* [REQUIRED WORK]
Repeat the whole listing below, word for word.

Records about charts and figures
########################################
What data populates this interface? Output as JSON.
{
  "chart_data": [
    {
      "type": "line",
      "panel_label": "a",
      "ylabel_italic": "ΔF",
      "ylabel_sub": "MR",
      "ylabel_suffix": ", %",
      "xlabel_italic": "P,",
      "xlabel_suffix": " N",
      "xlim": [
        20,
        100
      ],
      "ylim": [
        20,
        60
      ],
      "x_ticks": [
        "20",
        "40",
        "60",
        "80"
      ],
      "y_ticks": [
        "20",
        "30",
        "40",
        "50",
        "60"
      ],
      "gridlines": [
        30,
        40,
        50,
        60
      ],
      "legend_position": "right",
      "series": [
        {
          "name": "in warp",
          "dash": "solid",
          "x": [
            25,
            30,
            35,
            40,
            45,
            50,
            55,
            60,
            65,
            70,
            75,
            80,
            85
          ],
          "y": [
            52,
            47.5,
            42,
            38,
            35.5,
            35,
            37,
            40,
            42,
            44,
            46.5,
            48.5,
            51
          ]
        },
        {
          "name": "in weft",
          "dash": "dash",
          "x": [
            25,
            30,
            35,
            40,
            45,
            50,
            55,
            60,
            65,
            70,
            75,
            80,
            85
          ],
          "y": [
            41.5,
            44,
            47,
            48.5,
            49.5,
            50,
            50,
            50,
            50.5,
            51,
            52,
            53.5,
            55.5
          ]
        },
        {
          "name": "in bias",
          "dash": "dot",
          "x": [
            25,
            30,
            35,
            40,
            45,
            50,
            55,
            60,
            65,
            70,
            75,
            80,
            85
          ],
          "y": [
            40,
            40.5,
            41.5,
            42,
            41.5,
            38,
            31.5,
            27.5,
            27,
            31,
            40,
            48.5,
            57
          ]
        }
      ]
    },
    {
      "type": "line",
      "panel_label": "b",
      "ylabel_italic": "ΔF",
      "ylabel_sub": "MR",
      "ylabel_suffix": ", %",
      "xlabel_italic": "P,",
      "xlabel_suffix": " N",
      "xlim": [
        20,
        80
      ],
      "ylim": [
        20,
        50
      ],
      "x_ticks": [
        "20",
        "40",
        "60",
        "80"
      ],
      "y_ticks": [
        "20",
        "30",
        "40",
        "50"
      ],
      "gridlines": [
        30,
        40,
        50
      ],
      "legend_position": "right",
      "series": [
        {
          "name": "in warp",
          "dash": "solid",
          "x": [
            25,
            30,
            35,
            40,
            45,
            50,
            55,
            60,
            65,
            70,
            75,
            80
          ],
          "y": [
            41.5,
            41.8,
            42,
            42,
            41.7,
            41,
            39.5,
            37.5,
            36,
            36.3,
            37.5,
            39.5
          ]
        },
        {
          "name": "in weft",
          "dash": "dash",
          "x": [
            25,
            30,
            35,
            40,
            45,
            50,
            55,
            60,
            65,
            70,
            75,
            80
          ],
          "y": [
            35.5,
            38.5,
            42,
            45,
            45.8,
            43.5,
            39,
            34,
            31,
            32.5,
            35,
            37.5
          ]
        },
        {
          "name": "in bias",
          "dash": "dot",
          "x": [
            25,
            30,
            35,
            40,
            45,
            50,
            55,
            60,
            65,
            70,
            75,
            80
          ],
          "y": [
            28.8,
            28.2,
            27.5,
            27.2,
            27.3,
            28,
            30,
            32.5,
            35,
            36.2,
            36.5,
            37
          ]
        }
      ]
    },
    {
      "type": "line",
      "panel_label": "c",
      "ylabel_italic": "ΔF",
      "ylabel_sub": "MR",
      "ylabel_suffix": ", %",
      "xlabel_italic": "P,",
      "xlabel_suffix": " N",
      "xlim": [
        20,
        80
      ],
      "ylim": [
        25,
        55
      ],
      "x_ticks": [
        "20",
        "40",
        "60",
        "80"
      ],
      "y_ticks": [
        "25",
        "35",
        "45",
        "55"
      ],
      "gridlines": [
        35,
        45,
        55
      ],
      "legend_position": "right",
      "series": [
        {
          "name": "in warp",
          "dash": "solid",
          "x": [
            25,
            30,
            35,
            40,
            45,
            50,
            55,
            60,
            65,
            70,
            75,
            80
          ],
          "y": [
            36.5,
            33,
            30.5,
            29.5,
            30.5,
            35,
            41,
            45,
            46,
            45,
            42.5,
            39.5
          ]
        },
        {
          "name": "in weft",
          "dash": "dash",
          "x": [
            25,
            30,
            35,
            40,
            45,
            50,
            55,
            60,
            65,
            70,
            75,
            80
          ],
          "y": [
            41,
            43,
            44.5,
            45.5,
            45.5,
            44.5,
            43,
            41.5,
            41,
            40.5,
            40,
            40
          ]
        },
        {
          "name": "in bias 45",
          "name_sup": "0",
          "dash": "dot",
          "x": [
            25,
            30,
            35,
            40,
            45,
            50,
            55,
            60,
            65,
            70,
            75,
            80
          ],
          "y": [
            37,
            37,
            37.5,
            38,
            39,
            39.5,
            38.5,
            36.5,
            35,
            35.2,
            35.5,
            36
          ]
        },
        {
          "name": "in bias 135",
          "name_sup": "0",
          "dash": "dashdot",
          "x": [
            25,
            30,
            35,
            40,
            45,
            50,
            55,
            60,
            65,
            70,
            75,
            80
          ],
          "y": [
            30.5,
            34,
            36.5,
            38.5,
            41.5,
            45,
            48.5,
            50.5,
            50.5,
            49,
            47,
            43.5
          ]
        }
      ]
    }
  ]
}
########################################
* [RESULT OF THE EXERCISE]
What data populates this interface? Output as JSON.
{
  "chart_data": [
    {
      "type": "line",
      "panel_label": "a",
      "ylabel_italic": "ΔF",
      "ylabel_sub": "MR",
      "ylabel_suffix": ", %",
      "xlabel_italic": "P,",
      "xlabel_suffix": " N",
      "xlim": [
        20,
        100
      ],
      "ylim": [
        20,
        60
      ],
      "x_ticks": [
        "20",
        "40",
        "60",
        "80"
      ],
      "y_ticks": [
        "20",
        "30",
        "40",
        "50",
        "60"
      ],
      "gridlines": [
        30,
        40,
        50,
        60
      ],
      "legend_position": "right",
      "series": [
        {
          "name": "in warp",
          "dash": "solid",
          "x": [
            25,
            30,
            35,
            40,
            45,
            50,
            55,
            60,
            65,
            70,
            75,
            80,
            85
          ],
          "y": [
            52,
            47.5,
            42,
            38,
            35.5,
            35,
            37,
            40,
            42,
            44,
            46.5,
            48.5,
            51
          ]
        },
        {
          "name": "in weft",
          "dash": "dash",
          "x": [
            25,
            30,
            35,
            40,
            45,
            50,
            55,
            60,
            65,
            70,
            75,
            80,
            85
          ],
          "y": [
            41.5,
            44,
            47,
            48.5,
            49.5,
            50,
            50,
            50,
            50.5,
            51,
            52,
            53.5,
            55.5
          ]
        },
        {
          "name": "in bias",
          "dash": "dot",
          "x": [
            25,
            30,
            35,
            40,
            45,
            50,
            55,
            60,
            65,
            70,
            75,
            80,
            85
          ],
          "y": [
            40,
            40.5,
            41.5,
            42,
            41.5,
            38,
            31.5,
            27.5,
            27,
            31,
            40,
            48.5,
            57
          ]
        }
      ]
    },
    {
      "type": "line",
      "panel_label": "b",
      "ylabel_italic": "ΔF",
      "ylabel_sub": "MR",
      "ylabel_suffix": ", %",
      "xlabel_italic": "P,",
      "xlabel_suffix": " N",
      "xlim": [
        20,
        80
      ],
      "ylim": [
        20,
        50
      ],
      "x_ticks": [
        "20",
        "40",
        "60",
        "80"
      ],
      "y_ticks": [
        "20",
        "30",
        "40",
        "50"
      ],
      "gridlines": [
        30,
        40,
        50
      ],
      "legend_position": "right",
      "series": [
        {
          "name": "in warp",
          "dash": "solid",
          "x": [
            25,
            30,
            35,
            40,
            45,
            50,
            55,
            60,
            65,
            70,
            75,
            80
          ],
          "y": [
            41.5,
            41.8,
            42,
            42,
            41.7,
            41,
            39.5,
            37.5,
            36,
            36.3,
            37.5,
            39.5
          ]
        },
        {
          "name": "in weft",
          "dash": "dash",
          "x": [
            25,
            30,
            35,
            40,
            45,
            50,
            55,
            60,
            65,
            70,
            75,
            80
          ],
          "y": [
            35.5,
            38.5,
            42,
            45,
            45.8,
            43.5,
            39,
            34,
            31,
            32.5,
            35,
            37.5
          ]
        },
        {
          "name": "in bias",
          "dash": "dot",
          "x": [
            25,
            30,
            35,
            40,
            45,
            50,
            55,
            60,
            65,
            70,
            75,
            80
          ],
          "y": [
            28.8,
            28.2,
            27.5,
            27.2,
            27.3,
            28,
            30,
            32.5,
            35,
            36.2,
            36.5,
            37
          ]
        }
      ]
    },
    {
      "type": "line",
      "panel_label": "c",
      "ylabel_italic": "ΔF",
      "ylabel_sub": "MR",
      "ylabel_suffix": ", %",
      "xlabel_italic": "P,",
      "xlabel_suffix": " N",
      "xlim": [
        20,
        80
      ],
      "ylim": [
        25,
        55
      ],
      "x_ticks": [
        "20",
        "40",
        "60",
        "80"
      ],
      "y_ticks": [
        "25",
        "35",
        "45",
        "55"
      ],
      "gridlines": [
        35,
        45,
        55
      ],
      "legend_position": "right",
      "series": [
        {
          "name": "in warp",
          "dash": "solid",
          "x": [
            25,
            30,
            35,
            40,
            45,
            50,
            55,
            60,
            65,
            70,
            75,
            80
          ],
          "y": [
            36.5,
            33,
            30.5,
            29.5,
            30.5,
            35,
            41,
            45,
            46,
            45,
            42.5,
            39.5
          ]
        },
        {
          "name": "in weft",
          "dash": "dash",
          "x": [
            25,
            30,
            35,
            40,
            45,
            50,
            55,
            60,
            65,
            70,
            75,
            80
          ],
          "y": [
            41,
            43,
            44.5,
            45.5,
            45.5,
            44.5,
            43,
            41.5,
            41,
            40.5,
            40,
            40
          ]
        },
        {
          "name": "in bias 45",
          "name_sup": "0",
          "dash": "dot",
          "x": [
            25,
            30,
            35,
            40,
            45,
            50,
            55,
            60,
            65,
            70,
            75,
            80
          ],
          "y": [
            37,
            37,
            37.5,
            38,
            39,
            39.5,
            38.5,
            36.5,
            35,
            35.2,
            35.5,
            36
          ]
        },
        {
          "name": "in bias 135",
          "name_sup": "0",
          "dash": "dashdot",
          "x": [
            25,
            30,
            35,
            40,
            45,
            50,
            55,
            60,
            65,
            70,
            75,
            80
          ],
          "y": [
            30.5,
            34,
            36.5,
            38.5,
            41.5,
            45,
            48.5,
            50.5,
            50.5,
            49,
            47,
            43.5
          ]
        }
      ]
    }
  ]
}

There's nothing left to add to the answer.